◆ **What to produce**:
Locate the string "log₁₀" in the listing below. Copy every line where it is found.
── Given data ──
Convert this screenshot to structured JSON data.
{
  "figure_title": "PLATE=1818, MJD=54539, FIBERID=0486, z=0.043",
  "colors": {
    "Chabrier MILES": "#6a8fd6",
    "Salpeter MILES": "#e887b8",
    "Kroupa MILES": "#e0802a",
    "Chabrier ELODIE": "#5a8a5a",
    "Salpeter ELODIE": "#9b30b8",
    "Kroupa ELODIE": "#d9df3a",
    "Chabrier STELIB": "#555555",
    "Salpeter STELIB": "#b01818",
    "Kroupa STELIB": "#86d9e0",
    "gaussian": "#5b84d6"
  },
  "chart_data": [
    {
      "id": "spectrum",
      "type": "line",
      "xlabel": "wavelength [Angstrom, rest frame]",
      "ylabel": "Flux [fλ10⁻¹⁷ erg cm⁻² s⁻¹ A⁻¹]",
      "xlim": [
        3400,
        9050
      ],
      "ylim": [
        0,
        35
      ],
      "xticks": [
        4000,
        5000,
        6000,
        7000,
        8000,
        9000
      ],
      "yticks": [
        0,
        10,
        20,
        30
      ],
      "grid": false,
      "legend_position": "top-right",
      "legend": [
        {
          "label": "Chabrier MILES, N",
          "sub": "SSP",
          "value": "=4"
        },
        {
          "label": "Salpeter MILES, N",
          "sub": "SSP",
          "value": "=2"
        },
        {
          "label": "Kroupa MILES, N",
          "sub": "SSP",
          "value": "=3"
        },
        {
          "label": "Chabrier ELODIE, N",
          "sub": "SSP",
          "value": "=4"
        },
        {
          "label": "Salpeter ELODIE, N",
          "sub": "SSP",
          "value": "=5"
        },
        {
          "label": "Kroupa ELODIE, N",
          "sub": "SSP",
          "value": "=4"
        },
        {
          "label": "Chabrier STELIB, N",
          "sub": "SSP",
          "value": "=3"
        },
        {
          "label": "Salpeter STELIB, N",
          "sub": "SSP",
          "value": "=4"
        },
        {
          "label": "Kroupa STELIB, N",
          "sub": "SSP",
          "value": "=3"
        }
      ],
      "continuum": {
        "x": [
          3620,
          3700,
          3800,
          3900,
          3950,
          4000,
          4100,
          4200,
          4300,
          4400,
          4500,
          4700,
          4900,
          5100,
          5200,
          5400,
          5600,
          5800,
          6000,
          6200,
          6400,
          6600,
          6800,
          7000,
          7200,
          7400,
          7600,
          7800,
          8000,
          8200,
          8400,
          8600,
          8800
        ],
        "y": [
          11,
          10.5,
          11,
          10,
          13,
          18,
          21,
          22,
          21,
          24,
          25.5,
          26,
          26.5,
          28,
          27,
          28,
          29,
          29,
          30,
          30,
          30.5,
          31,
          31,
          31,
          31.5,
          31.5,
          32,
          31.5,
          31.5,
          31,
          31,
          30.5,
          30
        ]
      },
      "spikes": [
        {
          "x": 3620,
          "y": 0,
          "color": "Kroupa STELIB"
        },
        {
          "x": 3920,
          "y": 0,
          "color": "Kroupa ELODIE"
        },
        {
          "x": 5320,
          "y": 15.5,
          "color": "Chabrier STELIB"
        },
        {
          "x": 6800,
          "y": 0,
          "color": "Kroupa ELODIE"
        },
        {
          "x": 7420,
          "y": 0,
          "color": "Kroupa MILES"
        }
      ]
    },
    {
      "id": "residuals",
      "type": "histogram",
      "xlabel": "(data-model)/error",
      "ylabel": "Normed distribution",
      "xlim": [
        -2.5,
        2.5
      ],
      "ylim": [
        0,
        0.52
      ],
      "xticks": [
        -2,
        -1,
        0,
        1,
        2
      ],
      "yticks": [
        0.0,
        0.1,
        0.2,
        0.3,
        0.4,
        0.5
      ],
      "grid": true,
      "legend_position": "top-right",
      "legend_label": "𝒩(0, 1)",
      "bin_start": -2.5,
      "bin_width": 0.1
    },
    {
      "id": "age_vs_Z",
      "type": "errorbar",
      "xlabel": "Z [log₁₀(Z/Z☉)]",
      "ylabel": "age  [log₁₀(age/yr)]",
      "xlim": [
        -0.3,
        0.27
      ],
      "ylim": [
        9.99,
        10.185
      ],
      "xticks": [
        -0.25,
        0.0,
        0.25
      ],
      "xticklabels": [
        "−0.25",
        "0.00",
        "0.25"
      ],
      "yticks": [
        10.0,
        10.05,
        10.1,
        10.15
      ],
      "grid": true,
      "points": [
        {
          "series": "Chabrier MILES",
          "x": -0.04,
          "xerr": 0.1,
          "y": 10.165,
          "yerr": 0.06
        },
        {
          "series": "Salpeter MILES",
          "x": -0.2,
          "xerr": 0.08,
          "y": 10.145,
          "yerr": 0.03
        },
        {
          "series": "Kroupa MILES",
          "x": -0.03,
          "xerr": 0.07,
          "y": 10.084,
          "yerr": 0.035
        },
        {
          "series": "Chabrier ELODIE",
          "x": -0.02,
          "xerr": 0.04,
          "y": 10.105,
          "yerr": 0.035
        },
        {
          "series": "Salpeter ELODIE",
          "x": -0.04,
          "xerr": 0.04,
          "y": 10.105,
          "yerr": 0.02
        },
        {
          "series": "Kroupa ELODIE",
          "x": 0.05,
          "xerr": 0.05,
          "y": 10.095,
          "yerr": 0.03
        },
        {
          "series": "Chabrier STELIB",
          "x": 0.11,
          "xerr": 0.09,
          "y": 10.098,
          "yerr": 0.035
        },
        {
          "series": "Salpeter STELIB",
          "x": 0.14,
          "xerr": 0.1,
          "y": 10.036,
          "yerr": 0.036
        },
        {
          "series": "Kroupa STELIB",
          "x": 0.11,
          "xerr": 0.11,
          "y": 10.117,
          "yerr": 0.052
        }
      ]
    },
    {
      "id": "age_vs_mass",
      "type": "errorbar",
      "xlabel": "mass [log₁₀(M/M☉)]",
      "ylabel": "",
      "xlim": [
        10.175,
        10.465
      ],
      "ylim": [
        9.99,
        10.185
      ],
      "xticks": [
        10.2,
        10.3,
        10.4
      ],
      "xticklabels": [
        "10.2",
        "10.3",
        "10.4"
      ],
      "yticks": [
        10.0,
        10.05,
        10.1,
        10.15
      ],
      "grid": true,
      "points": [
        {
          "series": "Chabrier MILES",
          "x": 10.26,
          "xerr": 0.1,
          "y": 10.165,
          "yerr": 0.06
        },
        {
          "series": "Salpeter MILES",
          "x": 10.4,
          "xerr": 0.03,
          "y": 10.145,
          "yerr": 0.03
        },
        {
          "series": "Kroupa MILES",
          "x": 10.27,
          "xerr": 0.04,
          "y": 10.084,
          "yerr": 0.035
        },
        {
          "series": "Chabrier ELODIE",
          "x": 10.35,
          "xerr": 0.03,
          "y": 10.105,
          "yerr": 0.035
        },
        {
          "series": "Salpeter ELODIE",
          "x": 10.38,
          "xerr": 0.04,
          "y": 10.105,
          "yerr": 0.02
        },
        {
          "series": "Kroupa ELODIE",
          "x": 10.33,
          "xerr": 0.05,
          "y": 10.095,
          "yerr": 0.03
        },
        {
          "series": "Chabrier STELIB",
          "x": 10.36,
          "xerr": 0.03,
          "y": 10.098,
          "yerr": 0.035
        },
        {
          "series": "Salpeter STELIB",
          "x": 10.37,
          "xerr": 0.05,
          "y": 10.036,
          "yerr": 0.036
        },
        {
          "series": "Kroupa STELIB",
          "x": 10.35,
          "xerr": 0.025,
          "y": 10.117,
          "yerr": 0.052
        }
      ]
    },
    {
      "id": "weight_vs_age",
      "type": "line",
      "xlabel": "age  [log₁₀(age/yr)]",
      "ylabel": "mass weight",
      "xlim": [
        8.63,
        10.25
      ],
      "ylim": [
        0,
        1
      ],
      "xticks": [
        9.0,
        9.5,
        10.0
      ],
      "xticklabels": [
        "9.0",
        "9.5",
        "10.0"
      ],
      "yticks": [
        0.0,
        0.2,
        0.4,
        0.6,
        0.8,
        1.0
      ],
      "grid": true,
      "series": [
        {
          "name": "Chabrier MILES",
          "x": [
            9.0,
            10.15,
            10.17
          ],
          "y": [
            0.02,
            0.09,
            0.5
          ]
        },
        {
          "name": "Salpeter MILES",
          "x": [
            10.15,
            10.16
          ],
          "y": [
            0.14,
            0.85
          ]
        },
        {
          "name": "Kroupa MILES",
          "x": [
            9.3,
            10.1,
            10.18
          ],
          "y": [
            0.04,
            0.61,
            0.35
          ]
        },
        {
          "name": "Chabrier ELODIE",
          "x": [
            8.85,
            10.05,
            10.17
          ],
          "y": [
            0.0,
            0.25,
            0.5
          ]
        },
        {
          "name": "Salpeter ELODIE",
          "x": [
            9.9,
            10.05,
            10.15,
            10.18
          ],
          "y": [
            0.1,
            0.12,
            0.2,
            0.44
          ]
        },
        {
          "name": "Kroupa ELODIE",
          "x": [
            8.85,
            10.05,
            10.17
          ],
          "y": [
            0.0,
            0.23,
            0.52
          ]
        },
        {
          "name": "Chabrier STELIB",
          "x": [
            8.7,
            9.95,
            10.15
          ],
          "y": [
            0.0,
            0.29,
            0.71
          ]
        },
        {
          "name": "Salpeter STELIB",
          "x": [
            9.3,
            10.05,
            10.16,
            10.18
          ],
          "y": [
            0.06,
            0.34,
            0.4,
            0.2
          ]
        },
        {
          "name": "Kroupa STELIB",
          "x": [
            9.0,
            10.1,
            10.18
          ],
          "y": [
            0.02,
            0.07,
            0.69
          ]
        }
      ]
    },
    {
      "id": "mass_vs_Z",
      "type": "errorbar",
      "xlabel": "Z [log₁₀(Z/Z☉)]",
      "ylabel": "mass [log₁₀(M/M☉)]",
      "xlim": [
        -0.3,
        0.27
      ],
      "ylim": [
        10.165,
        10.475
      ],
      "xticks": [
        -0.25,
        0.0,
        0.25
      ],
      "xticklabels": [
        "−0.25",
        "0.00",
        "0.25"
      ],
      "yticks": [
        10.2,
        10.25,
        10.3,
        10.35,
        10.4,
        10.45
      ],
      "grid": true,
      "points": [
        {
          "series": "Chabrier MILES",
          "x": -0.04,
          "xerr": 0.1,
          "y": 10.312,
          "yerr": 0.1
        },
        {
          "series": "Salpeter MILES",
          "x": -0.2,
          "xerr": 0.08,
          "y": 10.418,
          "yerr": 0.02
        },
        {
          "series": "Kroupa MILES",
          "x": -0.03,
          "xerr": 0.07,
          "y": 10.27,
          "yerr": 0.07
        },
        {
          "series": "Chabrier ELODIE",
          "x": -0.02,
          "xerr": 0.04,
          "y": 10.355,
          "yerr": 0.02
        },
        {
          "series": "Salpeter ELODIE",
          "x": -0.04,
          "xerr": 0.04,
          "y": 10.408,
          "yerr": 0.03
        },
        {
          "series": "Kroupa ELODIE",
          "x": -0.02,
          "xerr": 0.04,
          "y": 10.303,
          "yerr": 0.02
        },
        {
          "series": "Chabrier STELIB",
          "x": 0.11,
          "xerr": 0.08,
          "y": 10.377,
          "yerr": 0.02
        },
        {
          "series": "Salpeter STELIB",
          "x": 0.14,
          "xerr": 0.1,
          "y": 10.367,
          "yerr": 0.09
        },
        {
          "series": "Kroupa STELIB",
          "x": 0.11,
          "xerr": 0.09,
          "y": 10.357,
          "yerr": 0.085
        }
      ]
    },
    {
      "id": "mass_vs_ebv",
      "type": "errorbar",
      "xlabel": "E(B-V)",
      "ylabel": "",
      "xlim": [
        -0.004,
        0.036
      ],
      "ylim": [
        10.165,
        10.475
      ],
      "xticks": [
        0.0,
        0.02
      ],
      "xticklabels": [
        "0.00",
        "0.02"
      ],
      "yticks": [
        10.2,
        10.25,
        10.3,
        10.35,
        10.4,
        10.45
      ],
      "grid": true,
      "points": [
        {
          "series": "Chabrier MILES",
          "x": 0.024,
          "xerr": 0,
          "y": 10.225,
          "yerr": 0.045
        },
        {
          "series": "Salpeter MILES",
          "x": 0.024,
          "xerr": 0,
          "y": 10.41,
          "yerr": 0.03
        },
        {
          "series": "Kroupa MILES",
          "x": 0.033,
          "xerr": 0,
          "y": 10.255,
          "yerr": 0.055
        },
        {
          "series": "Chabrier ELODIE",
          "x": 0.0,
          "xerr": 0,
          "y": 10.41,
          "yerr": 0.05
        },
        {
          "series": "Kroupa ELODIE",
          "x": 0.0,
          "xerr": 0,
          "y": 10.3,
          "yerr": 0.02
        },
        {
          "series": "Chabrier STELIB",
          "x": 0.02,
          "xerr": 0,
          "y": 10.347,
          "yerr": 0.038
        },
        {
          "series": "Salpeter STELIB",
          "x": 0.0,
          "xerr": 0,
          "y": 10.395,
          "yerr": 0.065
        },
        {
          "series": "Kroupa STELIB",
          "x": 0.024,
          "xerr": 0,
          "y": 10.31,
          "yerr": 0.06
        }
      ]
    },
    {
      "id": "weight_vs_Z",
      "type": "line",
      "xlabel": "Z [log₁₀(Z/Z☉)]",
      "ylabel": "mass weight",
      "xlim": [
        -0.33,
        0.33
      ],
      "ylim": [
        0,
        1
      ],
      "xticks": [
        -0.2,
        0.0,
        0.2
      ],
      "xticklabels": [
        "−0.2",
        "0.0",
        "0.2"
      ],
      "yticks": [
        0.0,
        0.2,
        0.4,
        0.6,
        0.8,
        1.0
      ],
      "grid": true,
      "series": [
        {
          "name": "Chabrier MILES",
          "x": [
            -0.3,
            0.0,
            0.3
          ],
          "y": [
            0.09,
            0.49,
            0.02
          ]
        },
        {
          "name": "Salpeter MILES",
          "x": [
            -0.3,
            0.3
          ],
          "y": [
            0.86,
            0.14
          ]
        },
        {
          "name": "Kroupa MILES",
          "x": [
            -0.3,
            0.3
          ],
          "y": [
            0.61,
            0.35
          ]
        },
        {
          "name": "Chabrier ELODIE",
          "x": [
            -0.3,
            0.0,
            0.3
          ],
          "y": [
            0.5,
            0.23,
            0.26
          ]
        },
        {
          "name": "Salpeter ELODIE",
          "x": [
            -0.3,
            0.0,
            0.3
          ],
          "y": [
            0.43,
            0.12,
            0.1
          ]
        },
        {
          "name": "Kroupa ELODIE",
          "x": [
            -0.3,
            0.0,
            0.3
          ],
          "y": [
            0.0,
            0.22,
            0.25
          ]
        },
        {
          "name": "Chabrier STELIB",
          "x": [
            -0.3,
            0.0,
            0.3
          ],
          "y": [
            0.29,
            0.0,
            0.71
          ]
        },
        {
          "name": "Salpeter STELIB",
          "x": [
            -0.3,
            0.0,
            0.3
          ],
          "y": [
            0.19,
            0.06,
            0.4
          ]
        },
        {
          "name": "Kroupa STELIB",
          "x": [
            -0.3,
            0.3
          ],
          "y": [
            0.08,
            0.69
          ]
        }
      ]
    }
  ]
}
───
◆ **Response to this exercise**:
      "xlabel": "Z [log₁₀(Z/Z☉)]",
      "ylabel": "age  [log₁₀(age/yr)]",
      "xlabel": "mass [log₁₀(M/M☉)]",
      "xlabel": "age  [log₁₀(age/yr)]",
      "xlabel": "Z [log₁₀(Z/Z☉)]",
      "ylabel": "mass [log₁₀(M/M☉)]",
      "xlabel": "Z [log₁₀(Z/Z☉)]",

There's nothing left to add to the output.